Recorded data:
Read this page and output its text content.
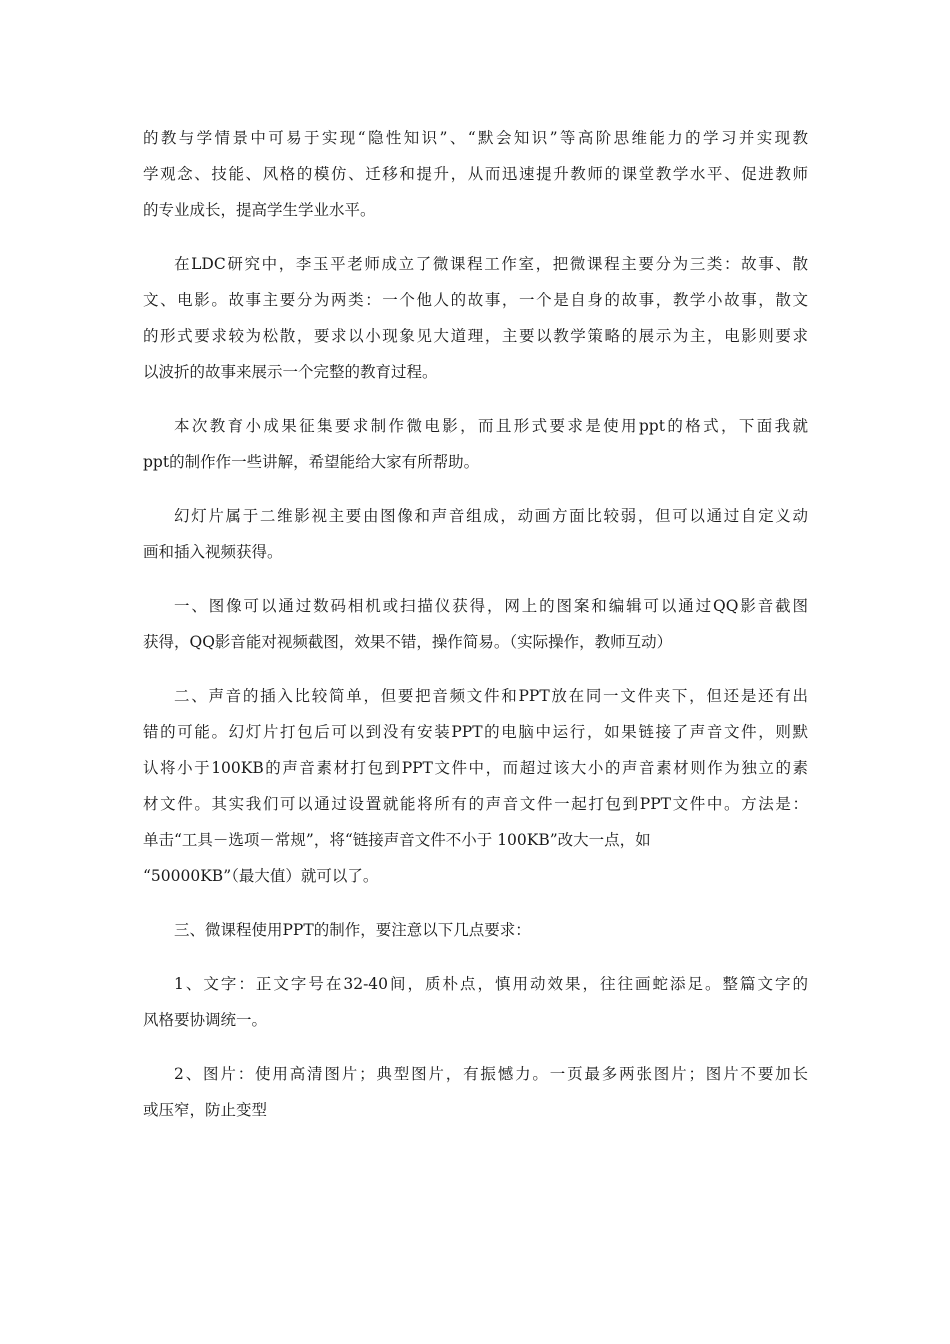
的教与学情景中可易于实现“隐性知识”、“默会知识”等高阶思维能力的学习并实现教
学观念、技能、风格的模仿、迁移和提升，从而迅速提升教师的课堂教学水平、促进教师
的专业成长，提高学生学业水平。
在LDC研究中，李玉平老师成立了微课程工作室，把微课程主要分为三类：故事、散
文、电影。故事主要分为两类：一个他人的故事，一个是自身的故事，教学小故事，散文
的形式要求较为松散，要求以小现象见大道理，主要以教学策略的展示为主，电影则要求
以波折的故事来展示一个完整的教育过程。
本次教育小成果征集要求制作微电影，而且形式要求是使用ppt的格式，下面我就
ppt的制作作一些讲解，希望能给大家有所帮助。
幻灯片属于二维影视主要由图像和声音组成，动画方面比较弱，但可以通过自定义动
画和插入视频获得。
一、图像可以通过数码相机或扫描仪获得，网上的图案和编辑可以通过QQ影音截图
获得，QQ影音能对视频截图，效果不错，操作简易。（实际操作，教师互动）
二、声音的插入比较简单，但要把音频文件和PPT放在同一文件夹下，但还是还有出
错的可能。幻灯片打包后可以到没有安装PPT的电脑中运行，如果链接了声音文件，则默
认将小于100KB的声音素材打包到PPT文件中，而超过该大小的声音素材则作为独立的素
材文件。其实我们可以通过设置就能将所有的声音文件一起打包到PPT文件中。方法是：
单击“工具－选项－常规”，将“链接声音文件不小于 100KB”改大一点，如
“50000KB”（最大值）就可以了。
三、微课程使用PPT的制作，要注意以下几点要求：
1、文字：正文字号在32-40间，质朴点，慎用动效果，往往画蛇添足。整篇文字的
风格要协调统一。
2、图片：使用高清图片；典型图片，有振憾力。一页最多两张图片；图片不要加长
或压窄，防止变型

Stated problem:
Reproduce every line precisely as given, omitting all pictures.

Correct response:
Read this page and output its text content.
的教与学情景中可易于实现“隐性知识”、“默会知识”等高阶思维能力的学习并实现教
学观念、技能、风格的模仿、迁移和提升，从而迅速提升教师的课堂教学水平、促进教师
的专业成长，提高学生学业水平。
在LDC研究中，李玉平老师成立了微课程工作室，把微课程主要分为三类：故事、散
文、电影。故事主要分为两类：一个他人的故事，一个是自身的故事，教学小故事，散文
的形式要求较为松散，要求以小现象见大道理，主要以教学策略的展示为主，电影则要求
以波折的故事来展示一个完整的教育过程。
本次教育小成果征集要求制作微电影，而且形式要求是使用ppt的格式，下面我就
ppt的制作作一些讲解，希望能给大家有所帮助。
幻灯片属于二维影视主要由图像和声音组成，动画方面比较弱，但可以通过自定义动
画和插入视频获得。
一、图像可以通过数码相机或扫描仪获得，网上的图案和编辑可以通过QQ影音截图
获得，QQ影音能对视频截图，效果不错，操作简易。（实际操作，教师互动）
二、声音的插入比较简单，但要把音频文件和PPT放在同一文件夹下，但还是还有出
错的可能。幻灯片打包后可以到没有安装PPT的电脑中运行，如果链接了声音文件，则默
认将小于100KB的声音素材打包到PPT文件中，而超过该大小的声音素材则作为独立的素
材文件。其实我们可以通过设置就能将所有的声音文件一起打包到PPT文件中。方法是：
单击“工具－选项－常规”，将“链接声音文件不小于 100KB”改大一点，如
“50000KB”（最大值）就可以了。
三、微课程使用PPT的制作，要注意以下几点要求：
1、文字：正文字号在32-40间，质朴点，慎用动效果，往往画蛇添足。整篇文字的
风格要协调统一。
2、图片：使用高清图片；典型图片，有振憾力。一页最多两张图片；图片不要加长
或压窄，防止变型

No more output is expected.